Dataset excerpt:
——————

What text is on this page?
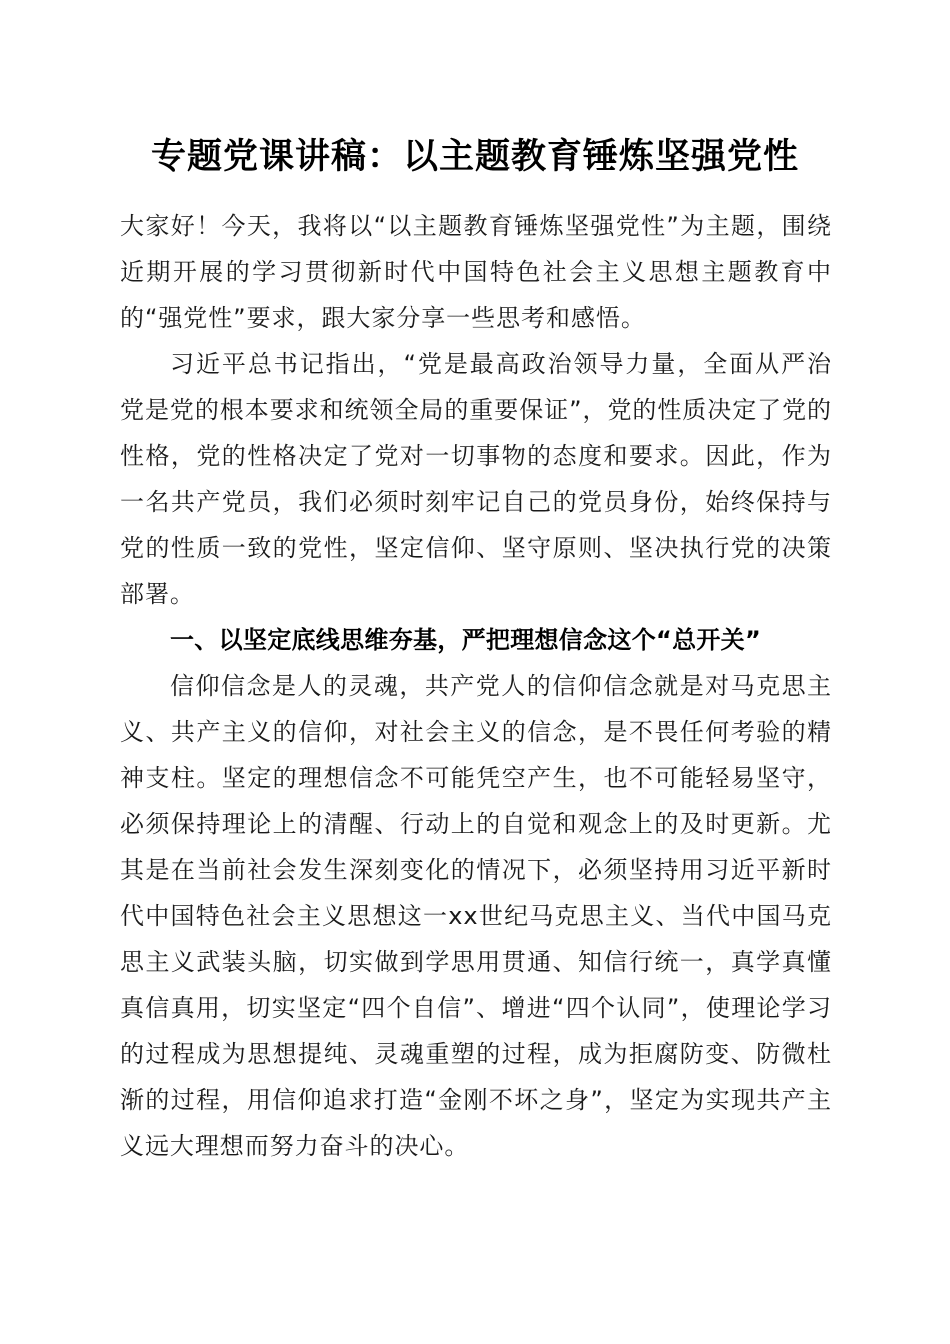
专题党课讲稿：以主题教育锤炼坚强党性

大家好！今天，我将以“以主题教育锤炼坚强党性”为主题，围绕近期开展的学习贯彻新时代中国特色社会主义思想主题教育中的“强党性”要求，跟大家分享一些思考和感悟。

习近平总书记指出，“党是最高政治领导力量，全面从严治党是党的根本要求和统领全局的重要保证”，党的性质决定了党的性格，党的性格决定了党对一切事物的态度和要求。因此，作为一名共产党员，我们必须时刻牢记自己的党员身份，始终保持与党的性质一致的党性，坚定信仰、坚守原则、坚决执行党的决策部署。

一、以坚定底线思维夯基，严把理想信念这个“总开关”

信仰信念是人的灵魂，共产党人的信仰信念就是对马克思主义、共产主义的信仰，对社会主义的信念，是不畏任何考验的精神支柱。坚定的理想信念不可能凭空产生，也不可能轻易坚守，必须保持理论上的清醒、行动上的自觉和观念上的及时更新。尤其是在当前社会发生深刻变化的情况下，必须坚持用习近平新时代中国特色社会主义思想这一xx世纪马克思主义、当代中国马克思主义武装头脑，切实做到学思用贯通、知信行统一，真学真懂真信真用，切实坚定“四个自信”、增进“四个认同”，使理论学习的过程成为思想提纯、灵魂重塑的过程，成为拒腐防变、防微杜渐的过程，用信仰追求打造“金刚不坏之身”，坚定为实现共产主义远大理想而努力奋斗的决心。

——————

Each entry gets copied exactly; the pictures stay out.

What text is on this page?
专题党课讲稿：以主题教育锤炼坚强党性

大家好！今天，我将以“以主题教育锤炼坚强党性”为主题，围绕近期开展的学习贯彻新时代中国特色社会主义思想主题教育中的“强党性”要求，跟大家分享一些思考和感悟。

习近平总书记指出，“党是最高政治领导力量，全面从严治党是党的根本要求和统领全局的重要保证”，党的性质决定了党的性格，党的性格决定了党对一切事物的态度和要求。因此，作为一名共产党员，我们必须时刻牢记自己的党员身份，始终保持与党的性质一致的党性，坚定信仰、坚守原则、坚决执行党的决策部署。

一、以坚定底线思维夯基，严把理想信念这个“总开关”

信仰信念是人的灵魂，共产党人的信仰信念就是对马克思主义、共产主义的信仰，对社会主义的信念，是不畏任何考验的精神支柱。坚定的理想信念不可能凭空产生，也不可能轻易坚守，必须保持理论上的清醒、行动上的自觉和观念上的及时更新。尤其是在当前社会发生深刻变化的情况下，必须坚持用习近平新时代中国特色社会主义思想这一xx世纪马克思主义、当代中国马克思主义武装头脑，切实做到学思用贯通、知信行统一，真学真懂真信真用，切实坚定“四个自信”、增进“四个认同”，使理论学习的过程成为思想提纯、灵魂重塑的过程，成为拒腐防变、防微杜渐的过程，用信仰追求打造“金刚不坏之身”，坚定为实现共产主义远大理想而努力奋斗的决心。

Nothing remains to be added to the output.